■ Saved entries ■
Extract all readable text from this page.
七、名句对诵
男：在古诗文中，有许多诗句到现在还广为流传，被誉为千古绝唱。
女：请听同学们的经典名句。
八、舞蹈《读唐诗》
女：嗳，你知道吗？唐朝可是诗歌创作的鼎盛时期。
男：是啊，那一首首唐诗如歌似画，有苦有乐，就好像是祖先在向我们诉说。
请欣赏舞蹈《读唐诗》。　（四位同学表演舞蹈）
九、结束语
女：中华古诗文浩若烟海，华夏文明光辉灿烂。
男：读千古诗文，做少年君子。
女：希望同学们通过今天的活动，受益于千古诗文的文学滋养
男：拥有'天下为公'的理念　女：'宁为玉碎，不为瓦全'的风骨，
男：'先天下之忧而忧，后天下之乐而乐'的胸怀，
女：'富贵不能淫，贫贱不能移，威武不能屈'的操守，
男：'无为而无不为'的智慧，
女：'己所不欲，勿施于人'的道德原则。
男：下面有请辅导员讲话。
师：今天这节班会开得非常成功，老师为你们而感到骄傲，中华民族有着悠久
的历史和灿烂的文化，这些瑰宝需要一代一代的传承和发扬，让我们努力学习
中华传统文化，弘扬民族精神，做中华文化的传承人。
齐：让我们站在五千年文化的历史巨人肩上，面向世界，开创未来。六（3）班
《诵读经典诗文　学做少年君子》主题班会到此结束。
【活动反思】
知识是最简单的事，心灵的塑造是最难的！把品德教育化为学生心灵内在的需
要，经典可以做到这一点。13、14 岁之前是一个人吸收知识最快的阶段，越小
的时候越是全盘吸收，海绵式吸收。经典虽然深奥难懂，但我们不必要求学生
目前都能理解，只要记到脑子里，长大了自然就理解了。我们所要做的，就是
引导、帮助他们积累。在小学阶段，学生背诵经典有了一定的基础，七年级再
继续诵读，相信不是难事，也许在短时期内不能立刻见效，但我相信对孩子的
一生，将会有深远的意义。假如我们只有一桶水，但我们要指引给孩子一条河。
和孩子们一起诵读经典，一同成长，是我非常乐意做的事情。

■ Work instructions ■
Give the data again, exactly as it stands.

■ Task answer ■
Extract all readable text from this page.
七、名句对诵
男：在古诗文中，有许多诗句到现在还广为流传，被誉为千古绝唱。
女：请听同学们的经典名句。
八、舞蹈《读唐诗》
女：嗳，你知道吗？唐朝可是诗歌创作的鼎盛时期。
男：是啊，那一首首唐诗如歌似画，有苦有乐，就好像是祖先在向我们诉说。
请欣赏舞蹈《读唐诗》。　（四位同学表演舞蹈）
九、结束语
女：中华古诗文浩若烟海，华夏文明光辉灿烂。
男：读千古诗文，做少年君子。
女：希望同学们通过今天的活动，受益于千古诗文的文学滋养
男：拥有'天下为公'的理念　女：'宁为玉碎，不为瓦全'的风骨，
男：'先天下之忧而忧，后天下之乐而乐'的胸怀，
女：'富贵不能淫，贫贱不能移，威武不能屈'的操守，
男：'无为而无不为'的智慧，
女：'己所不欲，勿施于人'的道德原则。
男：下面有请辅导员讲话。
师：今天这节班会开得非常成功，老师为你们而感到骄傲，中华民族有着悠久
的历史和灿烂的文化，这些瑰宝需要一代一代的传承和发扬，让我们努力学习
中华传统文化，弘扬民族精神，做中华文化的传承人。
齐：让我们站在五千年文化的历史巨人肩上，面向世界，开创未来。六（3）班
《诵读经典诗文　学做少年君子》主题班会到此结束。
【活动反思】
知识是最简单的事，心灵的塑造是最难的！把品德教育化为学生心灵内在的需
要，经典可以做到这一点。13、14 岁之前是一个人吸收知识最快的阶段，越小
的时候越是全盘吸收，海绵式吸收。经典虽然深奥难懂，但我们不必要求学生
目前都能理解，只要记到脑子里，长大了自然就理解了。我们所要做的，就是
引导、帮助他们积累。在小学阶段，学生背诵经典有了一定的基础，七年级再
继续诵读，相信不是难事，也许在短时期内不能立刻见效，但我相信对孩子的
一生，将会有深远的意义。假如我们只有一桶水，但我们要指引给孩子一条河。
和孩子们一起诵读经典，一同成长，是我非常乐意做的事情。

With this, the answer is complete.